• **WHAT THE EXERCISE ASKS**:
Among the lines below, count those containing the word "fluticasone". Give the number only.
— Begin DATASET RECORDS —
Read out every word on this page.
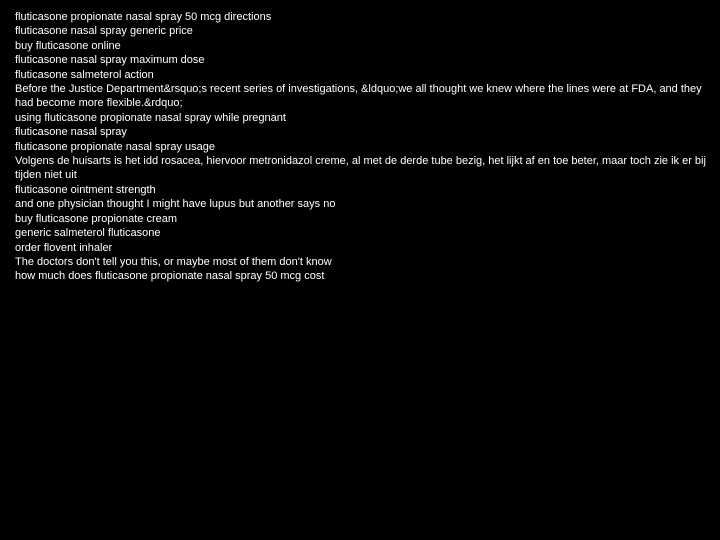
fluticasone propionate nasal spray 50 mcg directions
fluticasone nasal spray generic price
buy fluticasone online
fluticasone nasal spray maximum dose
fluticasone salmeterol action
Before the Justice Department&rsquo;s recent series of investigations, &ldquo;we all thought we knew where the lines were at FDA, and they had become more flexible.&rdquo;
using fluticasone propionate nasal spray while pregnant
fluticasone nasal spray
fluticasone propionate nasal spray usage
Volgens de huisarts is het idd rosacea, hiervoor metronidazol creme, al met de derde tube bezig, het lijkt af en toe beter, maar toch zie ik er bij tijden niet uit
fluticasone ointment strength
and one physician thought I might have lupus but another says no
buy fluticasone propionate cream
generic salmeterol fluticasone
order flovent inhaler
The doctors don't tell you this, or maybe most of them don't know
how much does fluticasone propionate nasal spray 50 mcg cost
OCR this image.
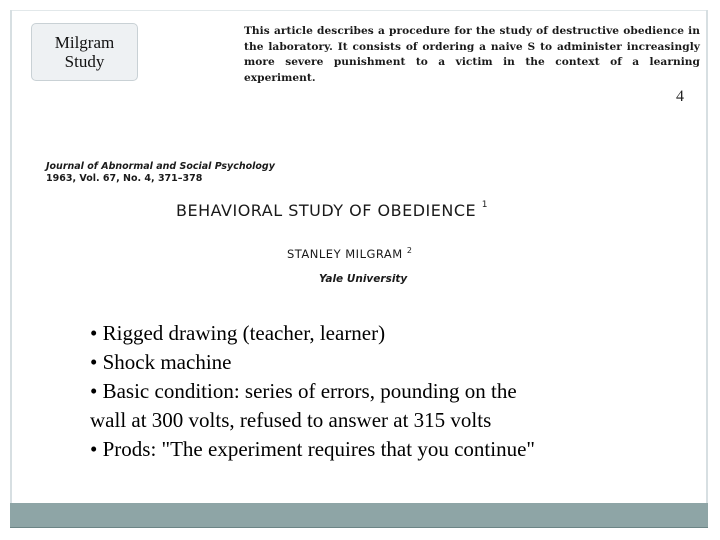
Milgram
Study
This article describes a procedure for the study of destructive obedience in the laboratory. It consists of ordering a naive S to administer increasingly more severe punishment to a victim in the context of a learning experiment.
4
Journal of Abnormal and Social Psychology
1963, Vol. 67, No. 4, 371–378
BEHAVIORAL STUDY OF OBEDIENCE $^1$
STANLEY MILGRAM $^2$
Yale University
• Rigged drawing (teacher, learner)
• Shock machine
• Basic condition: series of errors, pounding on the
wall at 300 volts, refused to answer at 315 volts
• Prods: "The experiment requires that you continue"
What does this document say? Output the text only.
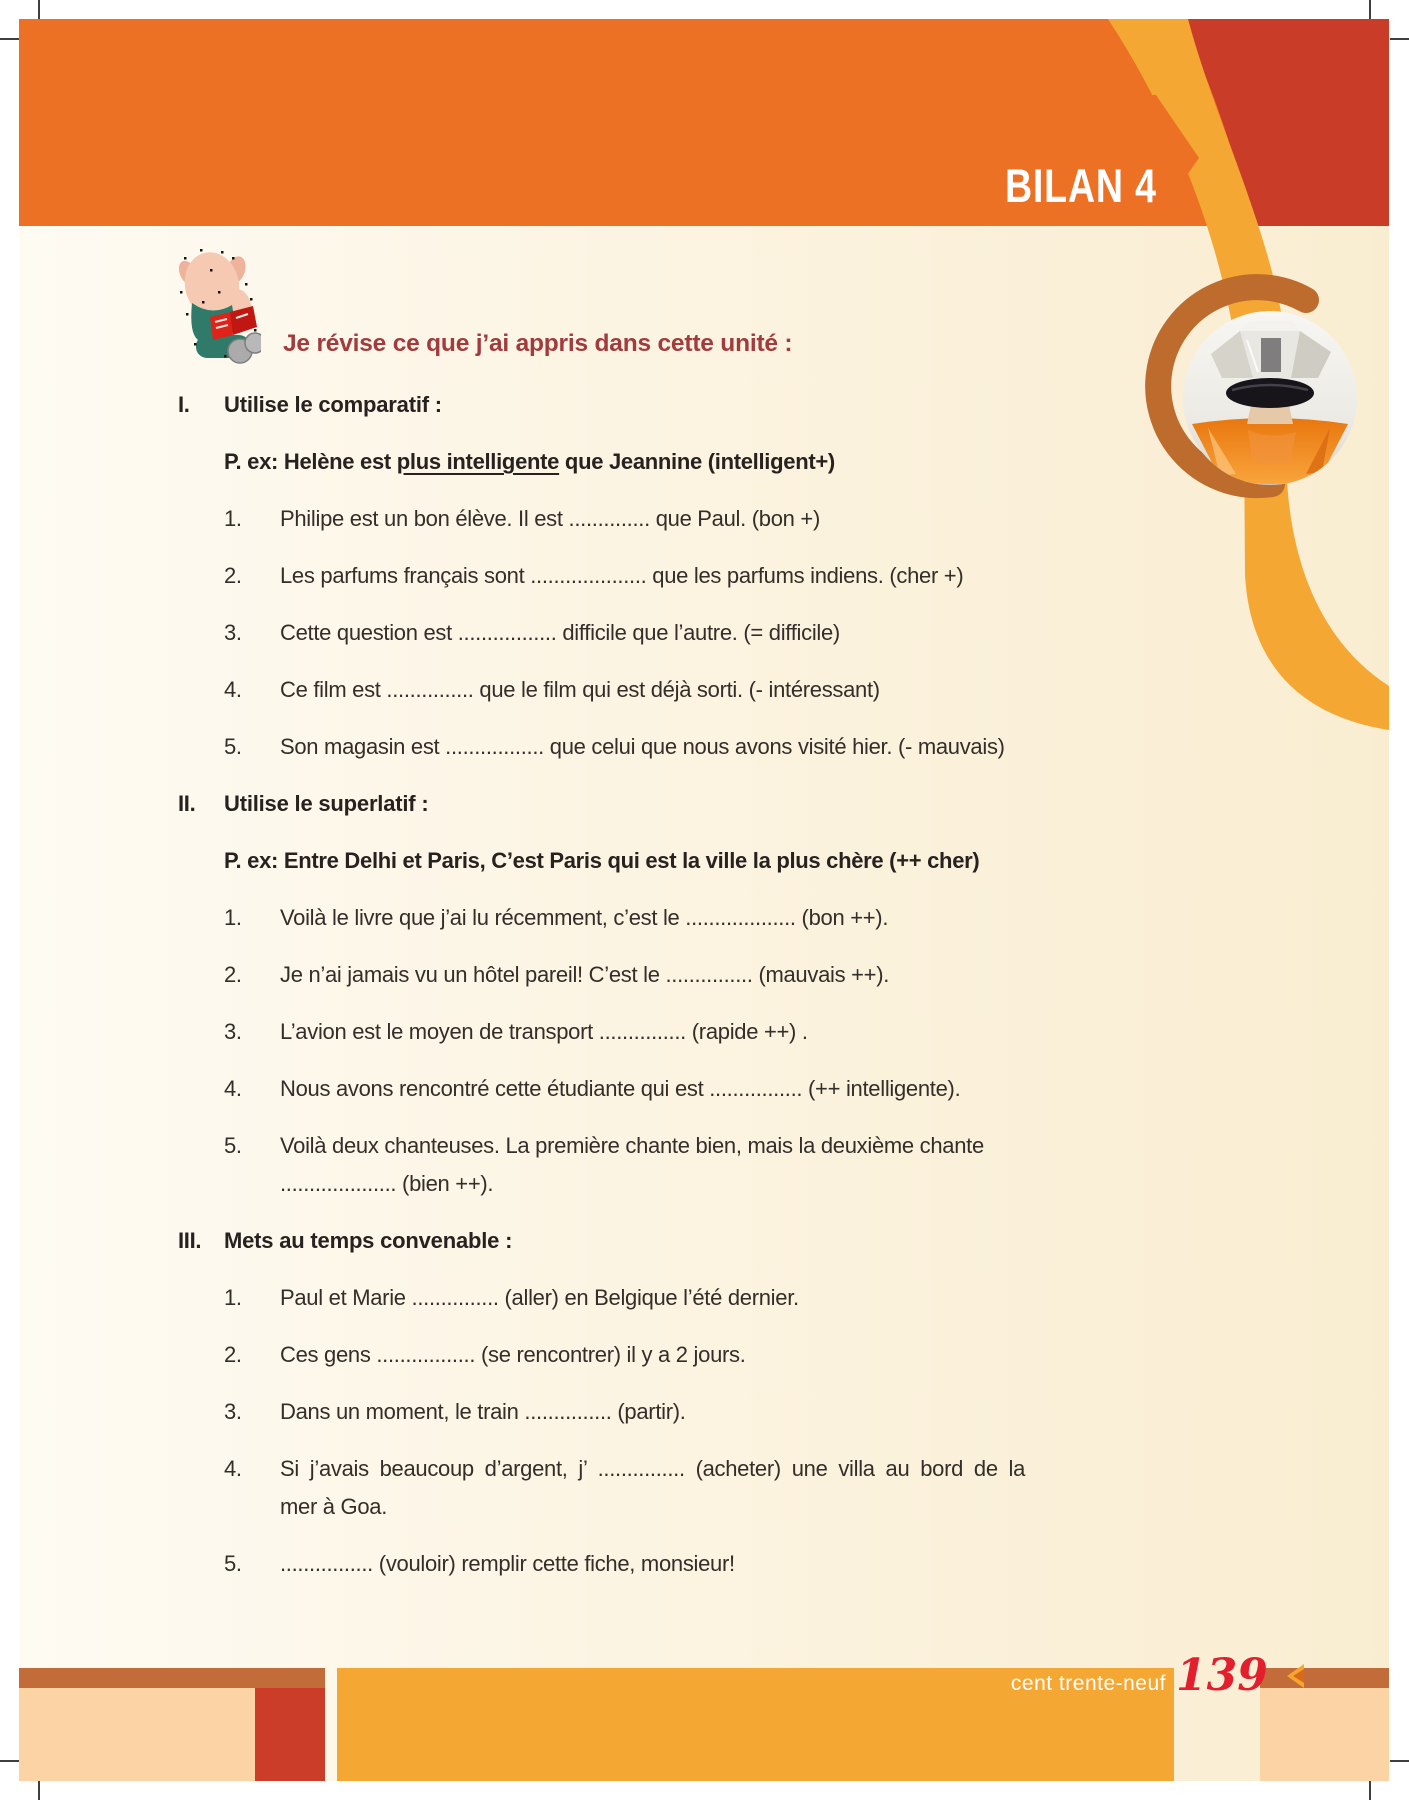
BILAN 4
Je révise ce que j’ai appris dans cette unité :
I.	Utilise le comparatif :
P. ex: Helène est plus intelligente que Jeannine (intelligent+)
1.	Philipe est un bon élève. Il est .............. que Paul. (bon +)
2.	Les parfums français sont .................... que les parfums indiens. (cher +)
3.	Cette question est ................. difficile que l’autre. (= difficile)
4.	Ce film est ............... que le film qui est déjà sorti. (- intéressant)
5.	Son magasin est ................. que celui que nous avons visité hier. (- mauvais)
II.	Utilise le superlatif :
P. ex: Entre Delhi et Paris, C’est Paris qui est la ville la plus chère (++ cher)
1.	Voilà le livre que j’ai lu récemment, c’est le ................... (bon ++).
2.	Je n’ai jamais vu un hôtel pareil! C’est le ............... (mauvais ++).
3.	L’avion est le moyen de transport ............... (rapide ++) .
4.	Nous avons rencontré cette étudiante qui est ................ (++ intelligente).
5.	Voilà deux chanteuses. La première chante bien, mais la deuxième chante
.................... (bien ++).
III.	Mets au temps convenable :
1.	Paul et Marie ............... (aller) en Belgique l’été dernier.
2.	Ces gens ................. (se rencontrer) il y a 2 jours.
3.	Dans un moment, le train ............... (partir).
4.	Si j’avais beaucoup d’argent, j’ ............... (acheter) une villa au bord de la
mer à Goa.
5.	................ (vouloir) remplir cette fiche, monsieur!
cent trente-neuf 139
— End DATASET RECORDS —
• **OUTPUT FOR THIS TASK**:
12